▶

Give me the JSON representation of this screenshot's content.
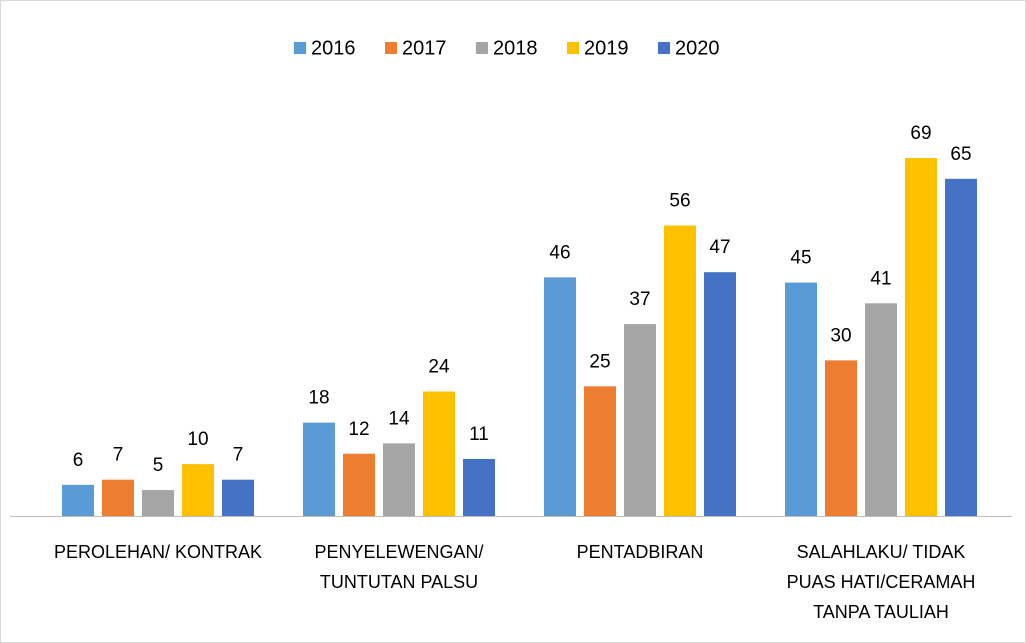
{
  "chart_data": {
    "type": "bar",
    "categories": [
      "PEROLEHAN/ KONTRAK",
      "PENYELEWENGAN/ TUNTUTAN PALSU",
      "PENTADBIRAN",
      "SALAHLAKU/ TIDAK PUAS HATI/CERAMAH TANPA TAULIAH"
    ],
    "series": [
      {
        "name": "2016",
        "color": "#5b9bd5",
        "values": [
          6,
          18,
          46,
          45
        ]
      },
      {
        "name": "2017",
        "color": "#ed7d31",
        "values": [
          7,
          12,
          25,
          30
        ]
      },
      {
        "name": "2018",
        "color": "#a5a5a5",
        "values": [
          5,
          14,
          37,
          41
        ]
      },
      {
        "name": "2019",
        "color": "#ffc000",
        "values": [
          10,
          24,
          56,
          69
        ]
      },
      {
        "name": "2020",
        "color": "#4472c4",
        "values": [
          7,
          11,
          47,
          65
        ]
      }
    ],
    "ylim": [
      0,
      80
    ],
    "legend": "top"
  }
}
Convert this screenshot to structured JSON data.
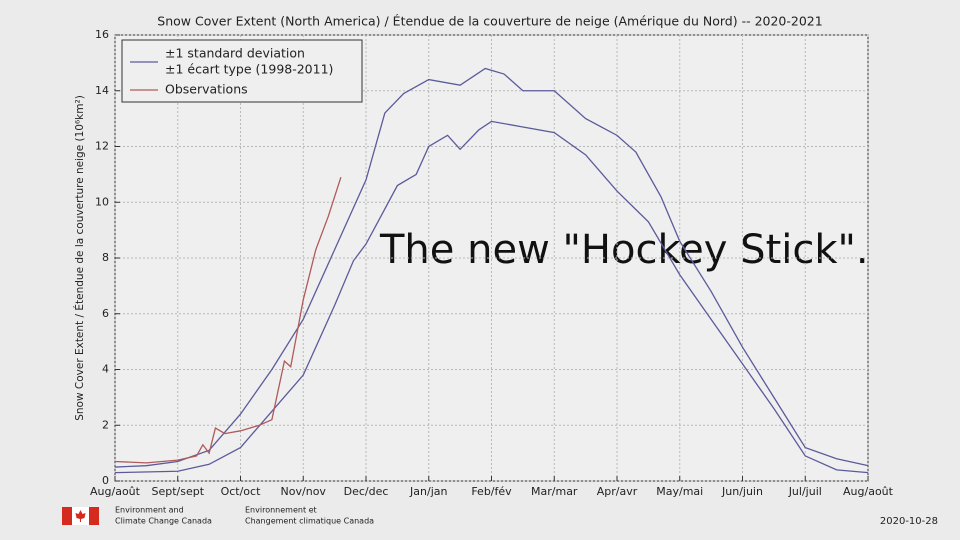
{
  "chart_data": {
    "type": "line",
    "title": "Snow Cover Extent (North America) / Étendue de la couverture de neige (Amérique du Nord) -- 2020-2021",
    "y_label": "Snow Cover Extent / Étendue de la couverture neige (10⁶km²)",
    "annotation": "The new \"Hockey Stick\".",
    "xlim": [
      0,
      12
    ],
    "xticks": [
      {
        "value": 0,
        "label": "Aug/août"
      },
      {
        "value": 1,
        "label": "Sept/sept"
      },
      {
        "value": 2,
        "label": "Oct/oct"
      },
      {
        "value": 3,
        "label": "Nov/nov"
      },
      {
        "value": 4,
        "label": "Dec/dec"
      },
      {
        "value": 5,
        "label": "Jan/jan"
      },
      {
        "value": 6,
        "label": "Feb/fév"
      },
      {
        "value": 7,
        "label": "Mar/mar"
      },
      {
        "value": 8,
        "label": "Apr/avr"
      },
      {
        "value": 9,
        "label": "May/mai"
      },
      {
        "value": 10,
        "label": "Jun/juin"
      },
      {
        "value": 11,
        "label": "Jul/juil"
      },
      {
        "value": 12,
        "label": "Aug/août"
      }
    ],
    "ylim": [
      0,
      16
    ],
    "yticks": [
      0,
      2,
      4,
      6,
      8,
      10,
      12,
      14,
      16
    ],
    "grid": true,
    "series": [
      {
        "name": [
          "±1 standard deviation",
          "±1 écart type (1998-2011)"
        ],
        "color": "#5b5b9c",
        "x": [
          0,
          0.5,
          1,
          1.5,
          2,
          2.5,
          3,
          3.5,
          4,
          4.3,
          4.6,
          5,
          5.5,
          5.9,
          6.2,
          6.5,
          7,
          7.5,
          8,
          8.3,
          8.7,
          9,
          9.5,
          10,
          10.5,
          11,
          11.5,
          12
        ],
        "values": [
          0.5,
          0.55,
          0.7,
          1.1,
          2.4,
          4.0,
          5.8,
          8.3,
          10.8,
          13.2,
          13.9,
          14.4,
          14.2,
          14.8,
          14.6,
          14.0,
          14.0,
          13.0,
          12.4,
          11.8,
          10.2,
          8.6,
          6.8,
          4.8,
          3.0,
          1.2,
          0.8,
          0.55
        ]
      },
      {
        "color": "#5b5b9c",
        "x": [
          0,
          1,
          1.5,
          2,
          2.5,
          3,
          3.5,
          3.8,
          4,
          4.5,
          4.8,
          5,
          5.3,
          5.5,
          5.8,
          6,
          6.5,
          7,
          7.5,
          8,
          8.5,
          9,
          9.5,
          10,
          10.5,
          11,
          11.5,
          12
        ],
        "values": [
          0.3,
          0.35,
          0.6,
          1.2,
          2.5,
          3.8,
          6.3,
          7.9,
          8.5,
          10.6,
          11.0,
          12.0,
          12.4,
          11.9,
          12.6,
          12.9,
          12.7,
          12.5,
          11.7,
          10.4,
          9.3,
          7.4,
          5.8,
          4.2,
          2.6,
          0.9,
          0.4,
          0.3
        ]
      },
      {
        "name": [
          "Observations"
        ],
        "color": "#b05a5a",
        "x": [
          0,
          0.5,
          1,
          1.3,
          1.4,
          1.5,
          1.6,
          1.75,
          2,
          2.3,
          2.5,
          2.7,
          2.8,
          3,
          3.2,
          3.4,
          3.6
        ],
        "values": [
          0.7,
          0.65,
          0.75,
          0.9,
          1.3,
          1.0,
          1.9,
          1.7,
          1.8,
          2.0,
          2.2,
          4.3,
          4.1,
          6.5,
          8.3,
          9.5,
          10.9
        ]
      }
    ],
    "footer": {
      "english": [
        "Environment and",
        "Climate Change Canada"
      ],
      "french": [
        "Environnement et",
        "Changement climatique Canada"
      ],
      "date": "2020-10-28"
    }
  }
}
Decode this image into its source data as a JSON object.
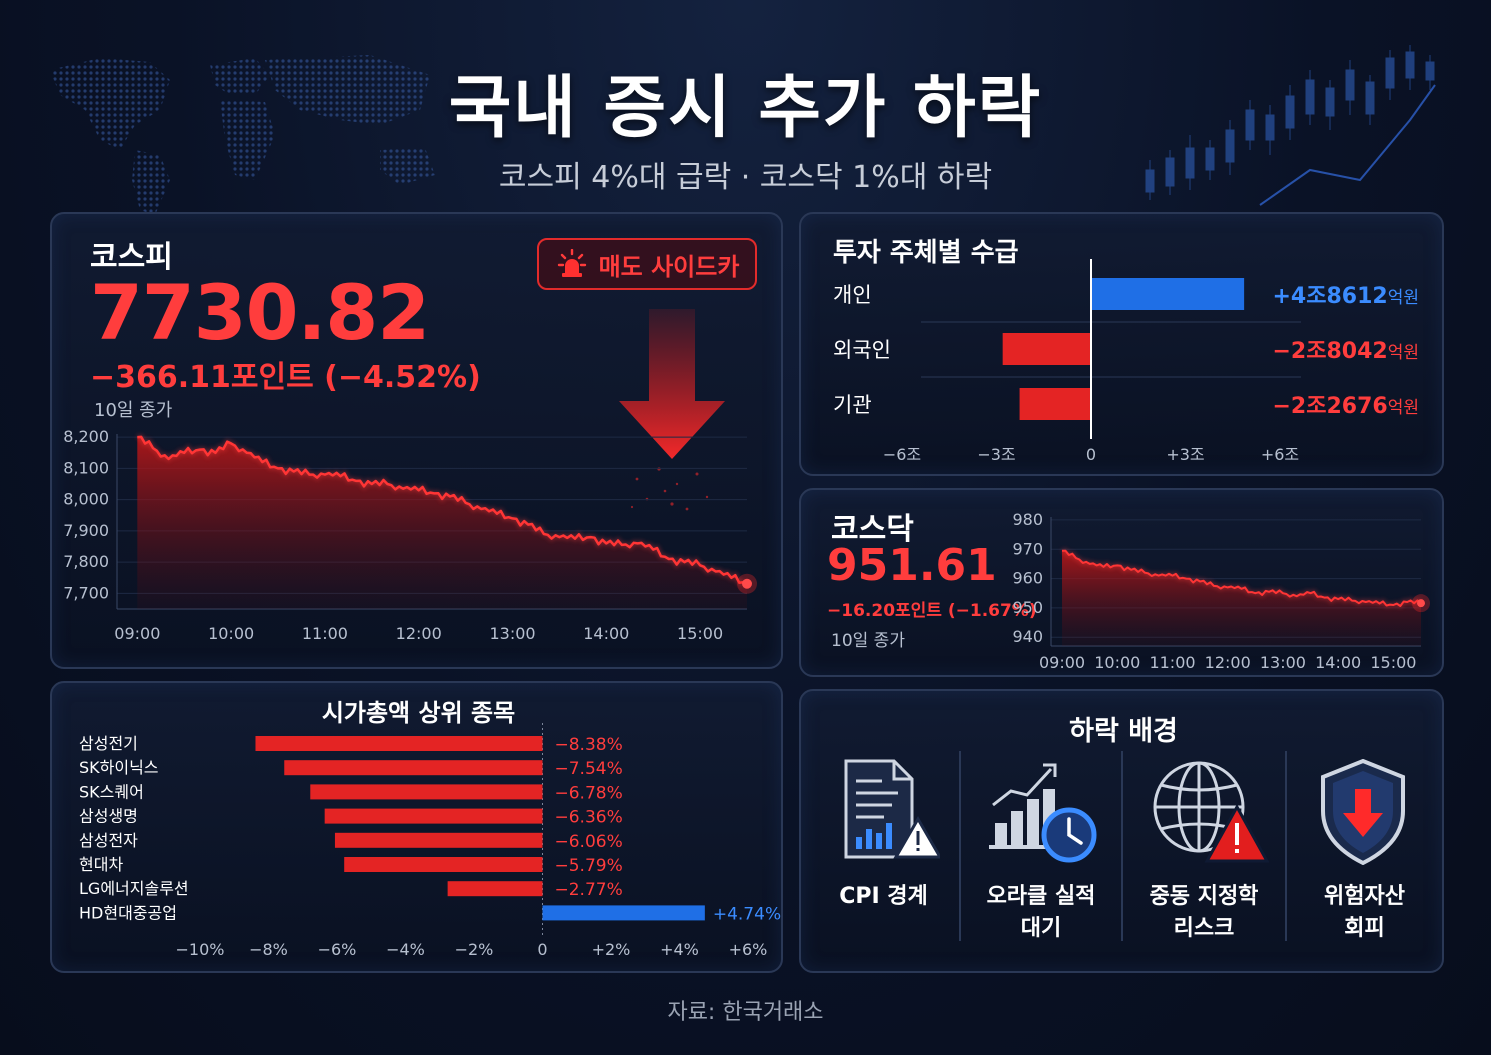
{
  "header": {
    "title": "국내 증시 추가 하락",
    "subtitle": "코스피 4%대 급락 · 코스닥 1%대 하락"
  },
  "kospi": {
    "name": "코스피",
    "value": "7730.82",
    "change": "−366.11포인트 (−4.52%)",
    "note": "10일 종가",
    "badge": "매도 사이드카",
    "colors": {
      "line": "#ff3535",
      "fill": "#b01818"
    }
  },
  "investors": {
    "title": "투자 주체별 수급",
    "unit_suffix": "억원",
    "items": [
      {
        "label": "개인",
        "value_text": "+4조8612",
        "suffix": "억원",
        "value": 4.8612,
        "color": "#1f6fe6"
      },
      {
        "label": "외국인",
        "value_text": "−2조8042",
        "suffix": "억원",
        "value": -2.8042,
        "color": "#e42424"
      },
      {
        "label": "기관",
        "value_text": "−2조2676",
        "suffix": "억원",
        "value": -2.2676,
        "color": "#e42424"
      }
    ],
    "ticks": [
      "−6조",
      "−3조",
      "0",
      "+3조",
      "+6조"
    ]
  },
  "kosdaq": {
    "name": "코스닥",
    "value": "951.61",
    "change": "−16.20포인트 (−1.67%)",
    "note": "10일 종가"
  },
  "top_stocks": {
    "title": "시가총액 상위 종목",
    "ticks": [
      "−10%",
      "−8%",
      "−6%",
      "−4%",
      "−2%",
      "0",
      "+2%",
      "+4%",
      "+6%"
    ],
    "items": [
      {
        "name": "삼성전기",
        "label": "−8.38%",
        "value": -8.38
      },
      {
        "name": "SK하이닉스",
        "label": "−7.54%",
        "value": -7.54
      },
      {
        "name": "SK스퀘어",
        "label": "−6.78%",
        "value": -6.78
      },
      {
        "name": "삼성생명",
        "label": "−6.36%",
        "value": -6.36
      },
      {
        "name": "삼성전자",
        "label": "−6.06%",
        "value": -6.06
      },
      {
        "name": "현대차",
        "label": "−5.79%",
        "value": -5.79
      },
      {
        "name": "LG에너지솔루션",
        "label": "−2.77%",
        "value": -2.77
      },
      {
        "name": "HD현대중공업",
        "label": "+4.74%",
        "value": 4.74
      }
    ]
  },
  "reasons": {
    "title": "하락 배경",
    "items": [
      {
        "icon": "document-warning-icon",
        "label_lines": [
          "CPI 경계"
        ]
      },
      {
        "icon": "growth-clock-icon",
        "label_lines": [
          "오라클 실적",
          "대기"
        ]
      },
      {
        "icon": "globe-warning-icon",
        "label_lines": [
          "중동 지정학",
          "리스크"
        ]
      },
      {
        "icon": "shield-down-icon",
        "label_lines": [
          "위험자산",
          "회피"
        ]
      }
    ]
  },
  "source": "자료: 한국거래소",
  "chart_data": [
    {
      "type": "area",
      "title": "코스피",
      "x_ticks": [
        "09:00",
        "10:00",
        "11:00",
        "12:00",
        "13:00",
        "14:00",
        "15:00"
      ],
      "y_ticks": [
        "8,200",
        "8,100",
        "8,000",
        "7,900",
        "7,800",
        "7,700"
      ],
      "ylim": [
        7650,
        8210
      ],
      "x": [
        "09:00",
        "09:10",
        "09:20",
        "09:30",
        "09:40",
        "09:50",
        "10:00",
        "10:10",
        "10:20",
        "10:30",
        "10:40",
        "10:50",
        "11:00",
        "11:10",
        "11:20",
        "11:30",
        "11:40",
        "11:50",
        "12:00",
        "12:10",
        "12:20",
        "12:30",
        "12:40",
        "12:50",
        "13:00",
        "13:10",
        "13:20",
        "13:30",
        "13:40",
        "13:50",
        "14:00",
        "14:10",
        "14:20",
        "14:30",
        "14:40",
        "14:50",
        "15:00",
        "15:10",
        "15:20",
        "15:30"
      ],
      "values": [
        8200,
        8165,
        8130,
        8150,
        8160,
        8150,
        8180,
        8150,
        8120,
        8100,
        8090,
        8080,
        8080,
        8075,
        8060,
        8050,
        8050,
        8035,
        8030,
        8020,
        8010,
        7990,
        7970,
        7955,
        7940,
        7920,
        7890,
        7880,
        7875,
        7880,
        7860,
        7855,
        7860,
        7840,
        7810,
        7800,
        7790,
        7770,
        7750,
        7730.82
      ]
    },
    {
      "type": "area",
      "title": "코스닥",
      "x_ticks": [
        "09:00",
        "10:00",
        "11:00",
        "12:00",
        "13:00",
        "14:00",
        "15:00"
      ],
      "y_ticks": [
        "980",
        "970",
        "960",
        "950",
        "940"
      ],
      "ylim": [
        937,
        981
      ],
      "x": [
        "09:00",
        "09:15",
        "09:30",
        "09:45",
        "10:00",
        "10:15",
        "10:30",
        "10:45",
        "11:00",
        "11:15",
        "11:30",
        "11:45",
        "12:00",
        "12:15",
        "12:30",
        "12:45",
        "13:00",
        "13:15",
        "13:30",
        "13:45",
        "14:00",
        "14:15",
        "14:30",
        "14:45",
        "15:00",
        "15:15",
        "15:30"
      ],
      "values": [
        969.5,
        967,
        965,
        964,
        964.5,
        963,
        962,
        961,
        961,
        960,
        959,
        957.5,
        957,
        956.5,
        955,
        955.5,
        955,
        954,
        955,
        953.5,
        953,
        952.5,
        952,
        951.5,
        951,
        952,
        951.61
      ]
    },
    {
      "type": "bar",
      "title": "투자 주체별 수급",
      "categories": [
        "개인",
        "외국인",
        "기관"
      ],
      "values": [
        4.8612,
        -2.8042,
        -2.2676
      ],
      "xlim": [
        -6,
        6
      ]
    },
    {
      "type": "bar",
      "title": "시가총액 상위 종목",
      "categories": [
        "삼성전기",
        "SK하이닉스",
        "SK스퀘어",
        "삼성생명",
        "삼성전자",
        "현대차",
        "LG에너지솔루션",
        "HD현대중공업"
      ],
      "values": [
        -8.38,
        -7.54,
        -6.78,
        -6.36,
        -6.06,
        -5.79,
        -2.77,
        4.74
      ],
      "xlim": [
        -10,
        6
      ]
    }
  ]
}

◀

» Directions for this task:
Using the material above, gather every line that includes "JSON".

» Expected answer:
Give me the JSON representation of this screenshot's content.
Convert this screenshot to structured JSON data.
Decode this image into its source data as a JSON object.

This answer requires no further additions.